◆ **Quoted text**:
* begin *
The wait is over. Feast your eyes upon the cover for and an exclusive excerpt from Robin LaFevers’ Igniting Darkness, the second and final book in the Courting Darkness duology!

If you’ve been eagerly anticipating Igniting Darkness and waiting on the edge of your seat to learn what happens to Genevieve and Sybella (especially when it comes time for the two of them to meet), never fear. This excerpt gives a glimpse into the long-awaited first meeting between the two assassin nuns and… well… it’s more than a little charged.

And the cover? Well, it’s truly what pulls this whole thing together. It perfectly compliments the Courting Darkness cover while also making a splash all its own.

Igniting Darkness may not hit bookshelves until next summer, but hopefully this cover reveal and excerpt will help tide you over until then!

Here’s the striking new cover for Robin LaFevers’ ‘Igniting Darkness’!

If the bright and beautiful new Igniting Darkness cover (created by Billelis) is any indication of how fantastic the second novel in the Courting Darkness duology will be, YA fantasy fans everywhere will be more than pleased.
* end *
◆ **Given data**:
* begin *
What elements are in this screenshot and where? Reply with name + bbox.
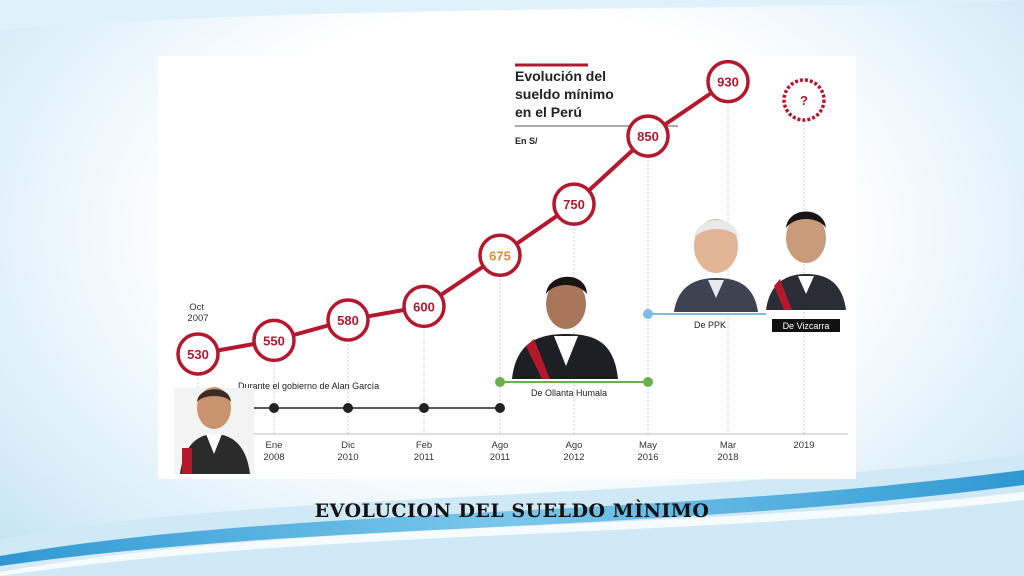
* end *
Answer these questions from the Igniting Darkness announcement:
1. Which book in the Courting Darkness duology is Igniting Darkness?
2. Who created the new cover?
3. When is the book expected to reach bookshelves?

1. The second and final book.
2. Billelis.
3. Next summer.